**What you are asked to do**
Your task is to gather the lines below that hold the string "this".

(Dataset records)
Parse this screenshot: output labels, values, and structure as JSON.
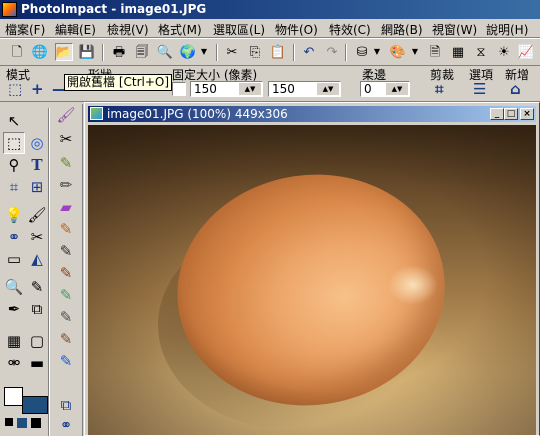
{
  "app": {
    "title": "PhotoImpact - image01.JPG"
  },
  "menu": [
    "檔案(F)",
    "編輯(E)",
    "檢視(V)",
    "格式(M)",
    "選取區(L)",
    "物件(O)",
    "特效(C)",
    "網路(B)",
    "視窗(W)",
    "說明(H)"
  ],
  "toolbar": {
    "tooltip": "開啟舊檔 [Ctrl+O]",
    "buttons": [
      "new-file",
      "open-web",
      "open-file",
      "save",
      "print",
      "print-preview",
      "scan",
      "browser",
      "cut",
      "copy",
      "paste",
      "undo",
      "redo",
      "stamp",
      "visual-palette",
      "document",
      "color-chart",
      "transform",
      "light",
      "graph"
    ]
  },
  "attributes": {
    "mode_label": "模式",
    "shape_label": "形狀",
    "fixed_size_label": "固定大小 (像素)",
    "width_value": "150",
    "height_value": "150",
    "soft_edge_label": "柔邊",
    "soft_edge_value": "0",
    "crop_label": "剪裁",
    "options_label": "選項",
    "new_label": "新增"
  },
  "document": {
    "title": "image01.JPG (100%) 449x306"
  },
  "colors": {
    "title_active": "#0a246a",
    "title_gradient_end": "#3a6ea5",
    "face": "#d4d0c8",
    "foreground_swatch": "#ffffff",
    "background_swatch": "#1f4f7f"
  }
}
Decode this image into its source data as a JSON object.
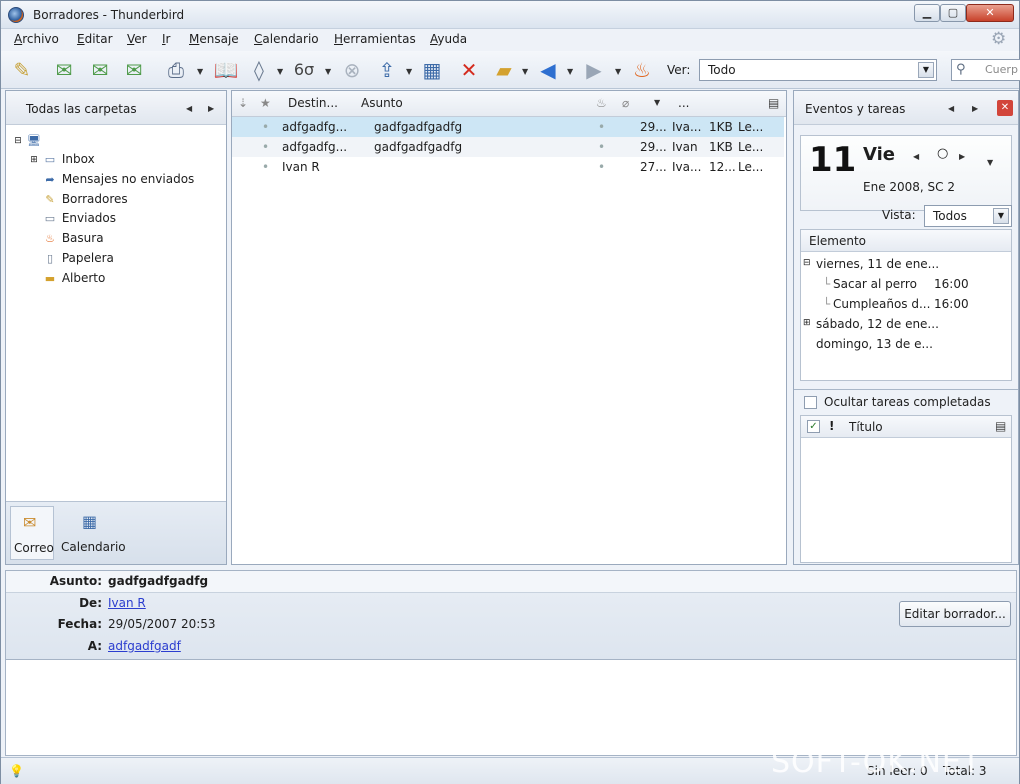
{
  "window": {
    "title": "Borradores - Thunderbird"
  },
  "menu": [
    "Archivo",
    "Editar",
    "Ver",
    "Ir",
    "Mensaje",
    "Calendario",
    "Herramientas",
    "Ayuda"
  ],
  "toolbar": {
    "ver_label": "Ver:",
    "ver_value": "Todo",
    "search_placeholder": "Cuerp"
  },
  "folders": {
    "header": "Todas las carpetas",
    "items": [
      {
        "label": "Inbox",
        "icon": "inbox-icon"
      },
      {
        "label": "Mensajes no enviados",
        "icon": "outbox-icon"
      },
      {
        "label": "Borradores",
        "icon": "drafts-icon"
      },
      {
        "label": "Enviados",
        "icon": "sent-icon"
      },
      {
        "label": "Basura",
        "icon": "junk-icon"
      },
      {
        "label": "Papelera",
        "icon": "trash-icon"
      },
      {
        "label": "Alberto",
        "icon": "folder-icon"
      }
    ],
    "modes": [
      {
        "label": "Correo",
        "icon": "mail-icon"
      },
      {
        "label": "Calendario",
        "icon": "calendar-icon"
      }
    ]
  },
  "messages": {
    "columns": {
      "recipient": "Destin...",
      "subject": "Asunto",
      "more": "..."
    },
    "rows": [
      {
        "recipient": "adfgadfg...",
        "subject": "gadfgadfgadfg",
        "date": "29...",
        "author": "Iva...",
        "size": "1KB",
        "status": "Le..."
      },
      {
        "recipient": "adfgadfg...",
        "subject": "gadfgadfgadfg",
        "date": "29...",
        "author": "Ivan",
        "size": "1KB",
        "status": "Le..."
      },
      {
        "recipient": "Ivan R",
        "subject": "",
        "date": "27...",
        "author": "Iva...",
        "size": "12...",
        "status": "Le..."
      }
    ]
  },
  "events": {
    "header": "Eventos y tareas",
    "day_number": "11",
    "weekday": "Vie",
    "month_week": "Ene 2008, SC 2",
    "vista_label": "Vista:",
    "vista_value": "Todos",
    "agenda_header": "Elemento",
    "agenda": [
      {
        "text": "viernes, 11 de ene..."
      },
      {
        "text": "Sacar al perro",
        "time": "16:00"
      },
      {
        "text": "Cumpleaños d...",
        "time": "16:00"
      },
      {
        "text": "sábado, 12 de ene..."
      },
      {
        "text": "domingo, 13 de e..."
      }
    ],
    "hide_completed_label": "Ocultar tareas completadas",
    "tasks_title_header": "Título"
  },
  "message_header": {
    "subject_label": "Asunto:",
    "subject_value": "gadfgadfgadfg",
    "from_label": "De:",
    "from_value": "Ivan R",
    "date_label": "Fecha:",
    "date_value": "29/05/2007 20:53",
    "to_label": "A:",
    "to_value": "adfgadfgadf",
    "edit_button": "Editar borrador..."
  },
  "status": {
    "unread": "Sin leer: 0",
    "total": "Total: 3"
  },
  "watermark": "SOFT-OK.NET",
  "colors": {
    "selected_row": "#cde6f5",
    "link": "#2b3dcf",
    "close": "#c8412a"
  }
}
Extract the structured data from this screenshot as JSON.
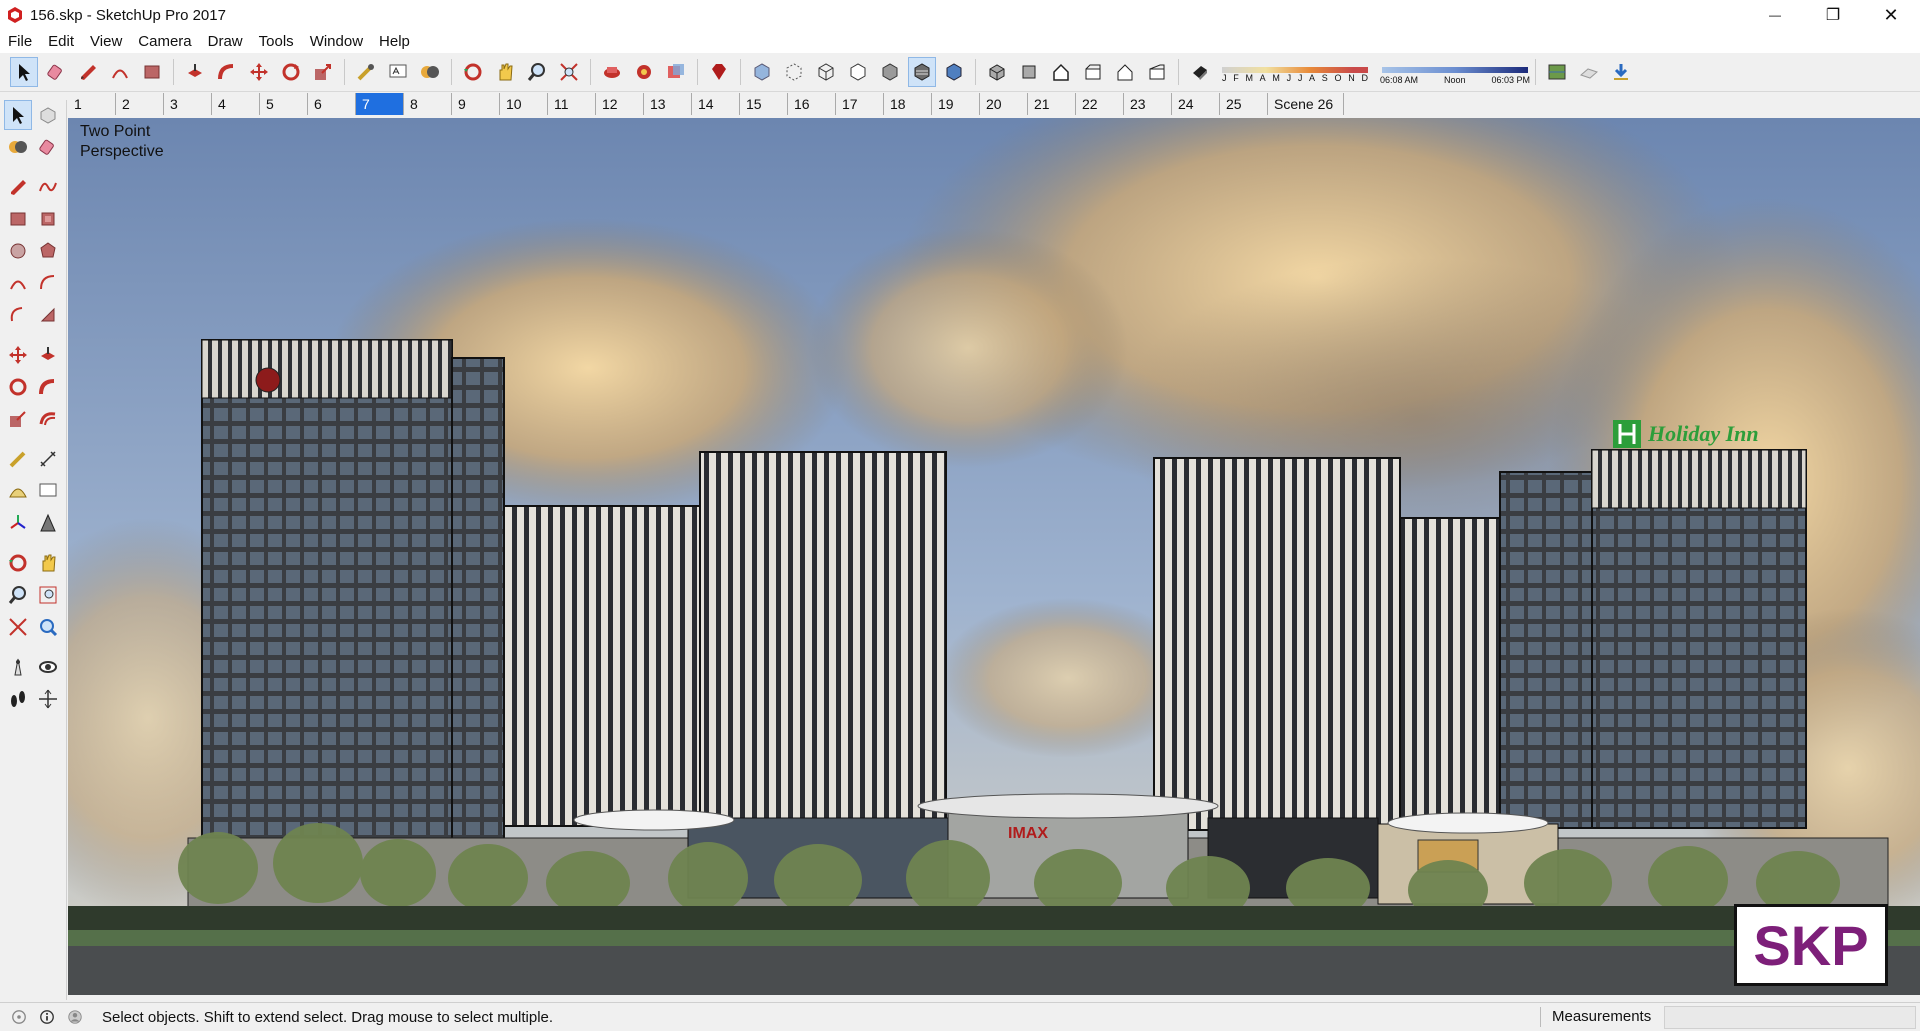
{
  "window": {
    "title": "156.skp - SketchUp Pro 2017",
    "minimize_glyph": "—",
    "maximize_glyph": "❐",
    "close_glyph": "✕"
  },
  "menu": [
    "File",
    "Edit",
    "View",
    "Camera",
    "Draw",
    "Tools",
    "Window",
    "Help"
  ],
  "toolbar": {
    "icons": [
      "select-icon",
      "eraser-icon",
      "pencil-icon",
      "arc-icon",
      "rectangle-icon",
      "push-pull-icon",
      "follow-me-icon",
      "move-icon",
      "rotate-icon",
      "scale-icon",
      "tape-measure-icon",
      "text-icon",
      "paint-bucket-icon",
      "orbit-icon",
      "pan-icon",
      "zoom-icon",
      "zoom-extents-icon",
      "warehouse-icon",
      "extension-warehouse-icon",
      "layout-icon",
      "ruby-icon",
      "xray-icon",
      "back-edges-icon",
      "wireframe-icon",
      "hidden-line-icon",
      "shaded-icon",
      "shaded-textures-icon",
      "monochrome-icon",
      "iso-view-icon",
      "top-view-icon",
      "front-view-icon",
      "right-view-icon",
      "back-view-icon",
      "left-view-icon",
      "shadows-icon"
    ],
    "shadow_months": [
      "J",
      "F",
      "M",
      "A",
      "M",
      "J",
      "J",
      "A",
      "S",
      "O",
      "N",
      "D"
    ],
    "time_start": "06:08 AM",
    "time_mid": "Noon",
    "time_end": "06:03 PM"
  },
  "scenes": {
    "tabs": [
      "1",
      "2",
      "3",
      "4",
      "5",
      "6",
      "7",
      "8",
      "9",
      "10",
      "11",
      "12",
      "13",
      "14",
      "15",
      "16",
      "17",
      "18",
      "19",
      "20",
      "21",
      "22",
      "23",
      "24",
      "25",
      "Scene 26"
    ],
    "active_index": 6
  },
  "viewport": {
    "camera_label_line1": "Two Point",
    "camera_label_line2": "Perspective",
    "sign_hotel": "Holiday Inn",
    "sign_cinema": "IMAX",
    "watermark": "SKP"
  },
  "status": {
    "hint": "Select objects. Shift to extend select. Drag mouse to select multiple.",
    "measurements_label": "Measurements",
    "measurements_value": ""
  },
  "colors": {
    "accent_tab": "#1f6fe0",
    "sky_blue": "#7b99bf",
    "watermark": "#7d1f79",
    "hotel_sign_green": "#2c9e3a"
  }
}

**Finished task**
Parse this screenshot: output labels, values, and structure as JSON.
Decode this image into its source data as a JSON object.
Extract the structured data from this screenshot as JSON.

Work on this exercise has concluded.